Can you output every one of the entries below again, unchanged and character for character?
* Start Information shown *
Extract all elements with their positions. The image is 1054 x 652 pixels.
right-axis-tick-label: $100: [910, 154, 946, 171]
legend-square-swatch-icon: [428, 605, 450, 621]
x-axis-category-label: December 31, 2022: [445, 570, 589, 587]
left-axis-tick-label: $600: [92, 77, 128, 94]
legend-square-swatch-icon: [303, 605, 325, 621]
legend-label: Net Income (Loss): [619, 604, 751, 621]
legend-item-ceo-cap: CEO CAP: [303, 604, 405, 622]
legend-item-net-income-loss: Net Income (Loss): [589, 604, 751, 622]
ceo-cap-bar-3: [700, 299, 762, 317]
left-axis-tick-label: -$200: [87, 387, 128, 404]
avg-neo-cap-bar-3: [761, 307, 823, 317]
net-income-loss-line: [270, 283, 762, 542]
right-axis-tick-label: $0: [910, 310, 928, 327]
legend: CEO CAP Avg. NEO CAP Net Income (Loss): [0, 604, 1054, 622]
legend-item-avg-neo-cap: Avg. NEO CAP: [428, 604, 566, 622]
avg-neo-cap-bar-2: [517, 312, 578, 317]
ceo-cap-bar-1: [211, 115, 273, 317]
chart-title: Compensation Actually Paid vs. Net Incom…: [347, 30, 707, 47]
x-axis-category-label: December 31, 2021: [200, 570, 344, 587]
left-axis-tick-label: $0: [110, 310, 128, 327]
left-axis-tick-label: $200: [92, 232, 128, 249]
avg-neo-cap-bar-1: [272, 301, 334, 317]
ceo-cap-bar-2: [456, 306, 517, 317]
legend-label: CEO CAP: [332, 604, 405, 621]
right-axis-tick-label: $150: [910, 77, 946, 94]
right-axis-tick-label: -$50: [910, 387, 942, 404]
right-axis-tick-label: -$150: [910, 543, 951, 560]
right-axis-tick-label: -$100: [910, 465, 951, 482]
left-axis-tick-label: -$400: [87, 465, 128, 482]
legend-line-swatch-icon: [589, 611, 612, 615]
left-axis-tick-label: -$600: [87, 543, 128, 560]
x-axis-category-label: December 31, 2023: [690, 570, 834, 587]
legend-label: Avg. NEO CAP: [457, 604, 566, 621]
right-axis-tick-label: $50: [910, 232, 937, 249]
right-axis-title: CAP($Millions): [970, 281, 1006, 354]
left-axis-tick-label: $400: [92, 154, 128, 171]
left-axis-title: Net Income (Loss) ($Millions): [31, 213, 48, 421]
* End Information shown *
▶ Solution to the exercise
Extract all elements with their positions. The image is 1054 x 652 pixels.
right-axis-tick-label: $100: [910, 154, 946, 171]
legend-square-swatch-icon: [428, 605, 450, 621]
x-axis-category-label: December 31, 2022: [445, 570, 589, 587]
left-axis-tick-label: $600: [92, 77, 128, 94]
legend-square-swatch-icon: [303, 605, 325, 621]
legend-label: Net Income (Loss): [619, 604, 751, 621]
legend-item-ceo-cap: CEO CAP: [303, 604, 405, 622]
legend-item-net-income-loss: Net Income (Loss): [589, 604, 751, 622]
ceo-cap-bar-3: [700, 299, 762, 317]
left-axis-tick-label: -$200: [87, 387, 128, 404]
avg-neo-cap-bar-3: [761, 307, 823, 317]
net-income-loss-line: [270, 283, 762, 542]
right-axis-tick-label: $0: [910, 310, 928, 327]
legend: CEO CAP Avg. NEO CAP Net Income (Loss): [0, 604, 1054, 622]
legend-item-avg-neo-cap: Avg. NEO CAP: [428, 604, 566, 622]
avg-neo-cap-bar-2: [517, 312, 578, 317]
ceo-cap-bar-1: [211, 115, 273, 317]
chart-title: Compensation Actually Paid vs. Net Incom…: [347, 30, 707, 47]
x-axis-category-label: December 31, 2021: [200, 570, 344, 587]
left-axis-tick-label: $0: [110, 310, 128, 327]
left-axis-tick-label: $200: [92, 232, 128, 249]
avg-neo-cap-bar-1: [272, 301, 334, 317]
ceo-cap-bar-2: [456, 306, 517, 317]
legend-label: CEO CAP: [332, 604, 405, 621]
right-axis-tick-label: $150: [910, 77, 946, 94]
right-axis-tick-label: -$50: [910, 387, 942, 404]
right-axis-tick-label: -$150: [910, 543, 951, 560]
right-axis-tick-label: -$100: [910, 465, 951, 482]
left-axis-tick-label: -$400: [87, 465, 128, 482]
legend-line-swatch-icon: [589, 611, 612, 615]
left-axis-tick-label: -$600: [87, 543, 128, 560]
x-axis-category-label: December 31, 2023: [690, 570, 834, 587]
legend-label: Avg. NEO CAP: [457, 604, 566, 621]
right-axis-tick-label: $50: [910, 232, 937, 249]
right-axis-title: CAP($Millions): [970, 281, 1006, 354]
left-axis-tick-label: $400: [92, 154, 128, 171]
left-axis-title: Net Income (Loss) ($Millions): [31, 213, 48, 421]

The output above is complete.